=== Source material ===
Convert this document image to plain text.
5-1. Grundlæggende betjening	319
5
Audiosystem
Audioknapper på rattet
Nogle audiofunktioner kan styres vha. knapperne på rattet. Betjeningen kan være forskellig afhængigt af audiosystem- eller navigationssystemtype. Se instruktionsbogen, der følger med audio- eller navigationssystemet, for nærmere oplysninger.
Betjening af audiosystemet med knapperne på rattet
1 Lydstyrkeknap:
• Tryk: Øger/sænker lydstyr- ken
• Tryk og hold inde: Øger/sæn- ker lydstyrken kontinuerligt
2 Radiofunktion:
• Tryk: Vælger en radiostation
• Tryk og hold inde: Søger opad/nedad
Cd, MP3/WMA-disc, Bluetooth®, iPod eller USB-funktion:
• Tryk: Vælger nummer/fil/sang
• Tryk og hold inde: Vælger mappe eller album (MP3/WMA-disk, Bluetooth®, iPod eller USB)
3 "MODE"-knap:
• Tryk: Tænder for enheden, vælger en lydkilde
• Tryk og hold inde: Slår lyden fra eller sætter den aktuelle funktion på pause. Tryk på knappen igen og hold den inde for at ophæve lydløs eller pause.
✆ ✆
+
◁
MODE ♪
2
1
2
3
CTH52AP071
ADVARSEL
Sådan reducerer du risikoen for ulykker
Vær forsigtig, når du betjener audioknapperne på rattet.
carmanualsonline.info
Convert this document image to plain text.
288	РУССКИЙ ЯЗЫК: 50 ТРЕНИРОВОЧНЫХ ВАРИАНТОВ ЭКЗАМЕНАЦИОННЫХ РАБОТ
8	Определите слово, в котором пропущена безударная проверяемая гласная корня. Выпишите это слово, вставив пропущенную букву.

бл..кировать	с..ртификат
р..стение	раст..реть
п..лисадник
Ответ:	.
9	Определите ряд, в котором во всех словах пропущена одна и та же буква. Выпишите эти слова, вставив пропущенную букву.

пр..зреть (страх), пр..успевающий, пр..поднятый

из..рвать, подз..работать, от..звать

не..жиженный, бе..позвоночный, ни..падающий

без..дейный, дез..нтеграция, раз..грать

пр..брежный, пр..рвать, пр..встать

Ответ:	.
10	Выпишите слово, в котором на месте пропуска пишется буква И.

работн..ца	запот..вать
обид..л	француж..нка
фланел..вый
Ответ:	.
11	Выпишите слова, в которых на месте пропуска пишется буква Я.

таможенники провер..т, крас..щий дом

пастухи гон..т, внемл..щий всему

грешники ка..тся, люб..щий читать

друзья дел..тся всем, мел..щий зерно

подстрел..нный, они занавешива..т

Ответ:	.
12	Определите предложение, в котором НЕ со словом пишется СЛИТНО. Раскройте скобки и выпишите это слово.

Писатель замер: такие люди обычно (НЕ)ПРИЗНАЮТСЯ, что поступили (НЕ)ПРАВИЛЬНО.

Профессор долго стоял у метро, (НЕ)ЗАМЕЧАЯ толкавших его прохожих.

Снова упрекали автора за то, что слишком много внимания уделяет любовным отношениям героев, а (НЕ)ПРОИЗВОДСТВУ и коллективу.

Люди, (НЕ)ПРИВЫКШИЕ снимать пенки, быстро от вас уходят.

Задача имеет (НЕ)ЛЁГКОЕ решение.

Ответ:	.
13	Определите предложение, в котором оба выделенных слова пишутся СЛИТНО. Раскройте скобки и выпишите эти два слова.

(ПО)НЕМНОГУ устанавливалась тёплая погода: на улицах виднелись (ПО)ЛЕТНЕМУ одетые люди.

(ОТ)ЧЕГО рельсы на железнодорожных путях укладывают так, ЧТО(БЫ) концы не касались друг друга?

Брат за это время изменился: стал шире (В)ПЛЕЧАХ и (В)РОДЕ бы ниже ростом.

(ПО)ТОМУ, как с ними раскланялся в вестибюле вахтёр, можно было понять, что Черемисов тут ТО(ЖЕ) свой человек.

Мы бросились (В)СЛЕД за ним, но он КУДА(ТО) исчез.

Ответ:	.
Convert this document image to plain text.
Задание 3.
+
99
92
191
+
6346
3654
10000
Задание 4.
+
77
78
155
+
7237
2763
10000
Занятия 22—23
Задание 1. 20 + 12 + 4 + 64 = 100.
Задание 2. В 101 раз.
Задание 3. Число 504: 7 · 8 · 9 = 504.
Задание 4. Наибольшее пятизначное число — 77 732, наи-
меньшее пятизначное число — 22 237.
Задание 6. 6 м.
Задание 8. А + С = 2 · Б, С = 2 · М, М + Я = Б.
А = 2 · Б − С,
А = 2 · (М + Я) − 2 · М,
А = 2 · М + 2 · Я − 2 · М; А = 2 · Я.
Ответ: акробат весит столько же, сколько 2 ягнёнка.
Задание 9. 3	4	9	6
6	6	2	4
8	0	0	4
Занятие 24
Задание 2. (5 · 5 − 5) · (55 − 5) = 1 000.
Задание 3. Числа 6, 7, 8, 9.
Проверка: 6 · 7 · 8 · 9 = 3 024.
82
===
### Exercise description
Above are the records; retype every one exactly.

### Result of the task
Convert this document image to plain text.
5-1. Grundlæggende betjening	319
5
Audiosystem
Audioknapper på rattet
Nogle audiofunktioner kan styres vha. knapperne på rattet. Betjeningen kan være forskellig afhængigt af audiosystem- eller navigationssystemtype. Se instruktionsbogen, der følger med audio- eller navigationssystemet, for nærmere oplysninger.
Betjening af audiosystemet med knapperne på rattet
1 Lydstyrkeknap:
• Tryk: Øger/sænker lydstyr- ken
• Tryk og hold inde: Øger/sæn- ker lydstyrken kontinuerligt
2 Radiofunktion:
• Tryk: Vælger en radiostation
• Tryk og hold inde: Søger opad/nedad
Cd, MP3/WMA-disc, Bluetooth®, iPod eller USB-funktion:
• Tryk: Vælger nummer/fil/sang
• Tryk og hold inde: Vælger mappe eller album (MP3/WMA-disk, Bluetooth®, iPod eller USB)
3 "MODE"-knap:
• Tryk: Tænder for enheden, vælger en lydkilde
• Tryk og hold inde: Slår lyden fra eller sætter den aktuelle funktion på pause. Tryk på knappen igen og hold den inde for at ophæve lydløs eller pause.
✆ ✆
+
◁
MODE ♪
2
1
2
3
CTH52AP071
ADVARSEL
Sådan reducerer du risikoen for ulykker
Vær forsigtig, når du betjener audioknapperne på rattet.
carmanualsonline.info
Convert this document image to plain text.
288	РУССКИЙ ЯЗЫК: 50 ТРЕНИРОВОЧНЫХ ВАРИАНТОВ ЭКЗАМЕНАЦИОННЫХ РАБОТ
8	Определите слово, в котором пропущена безударная проверяемая гласная корня. Выпишите это слово, вставив пропущенную букву.

бл..кировать	с..ртификат
р..стение	раст..реть
п..лисадник
Ответ:	.
9	Определите ряд, в котором во всех словах пропущена одна и та же буква. Выпишите эти слова, вставив пропущенную букву.

пр..зреть (страх), пр..успевающий, пр..поднятый

из..рвать, подз..работать, от..звать

не..жиженный, бе..позвоночный, ни..падающий

без..дейный, дез..нтеграция, раз..грать

пр..брежный, пр..рвать, пр..встать

Ответ:	.
10	Выпишите слово, в котором на месте пропуска пишется буква И.

работн..ца	запот..вать
обид..л	француж..нка
фланел..вый
Ответ:	.
11	Выпишите слова, в которых на месте пропуска пишется буква Я.

таможенники провер..т, крас..щий дом

пастухи гон..т, внемл..щий всему

грешники ка..тся, люб..щий читать

друзья дел..тся всем, мел..щий зерно

подстрел..нный, они занавешива..т

Ответ:	.
12	Определите предложение, в котором НЕ со словом пишется СЛИТНО. Раскройте скобки и выпишите это слово.

Писатель замер: такие люди обычно (НЕ)ПРИЗНАЮТСЯ, что поступили (НЕ)ПРАВИЛЬНО.

Профессор долго стоял у метро, (НЕ)ЗАМЕЧАЯ толкавших его прохожих.

Снова упрекали автора за то, что слишком много внимания уделяет любовным отношениям героев, а (НЕ)ПРОИЗВОДСТВУ и коллективу.

Люди, (НЕ)ПРИВЫКШИЕ снимать пенки, быстро от вас уходят.

Задача имеет (НЕ)ЛЁГКОЕ решение.

Ответ:	.
13	Определите предложение, в котором оба выделенных слова пишутся СЛИТНО. Раскройте скобки и выпишите эти два слова.

(ПО)НЕМНОГУ устанавливалась тёплая погода: на улицах виднелись (ПО)ЛЕТНЕМУ одетые люди.

(ОТ)ЧЕГО рельсы на железнодорожных путях укладывают так, ЧТО(БЫ) концы не касались друг друга?

Брат за это время изменился: стал шире (В)ПЛЕЧАХ и (В)РОДЕ бы ниже ростом.

(ПО)ТОМУ, как с ними раскланялся в вестибюле вахтёр, можно было понять, что Черемисов тут ТО(ЖЕ) свой человек.

Мы бросились (В)СЛЕД за ним, но он КУДА(ТО) исчез.

Ответ:	.
Convert this document image to plain text.
Задание 3.
+
99
92
191
+
6346
3654
10000
Задание 4.
+
77
78
155
+
7237
2763
10000
Занятия 22—23
Задание 1. 20 + 12 + 4 + 64 = 100.
Задание 2. В 101 раз.
Задание 3. Число 504: 7 · 8 · 9 = 504.
Задание 4. Наибольшее пятизначное число — 77 732, наи-
меньшее пятизначное число — 22 237.
Задание 6. 6 м.
Задание 8. А + С = 2 · Б, С = 2 · М, М + Я = Б.
А = 2 · Б − С,
А = 2 · (М + Я) − 2 · М,
А = 2 · М + 2 · Я − 2 · М; А = 2 · Я.
Ответ: акробат весит столько же, сколько 2 ягнёнка.
Задание 9. 3	4	9	6
6	6	2	4
8	0	0	4
Занятие 24
Задание 2. (5 · 5 − 5) · (55 − 5) = 1 000.
Задание 3. Числа 6, 7, 8, 9.
Проверка: 6 · 7 · 8 · 9 = 3 024.
82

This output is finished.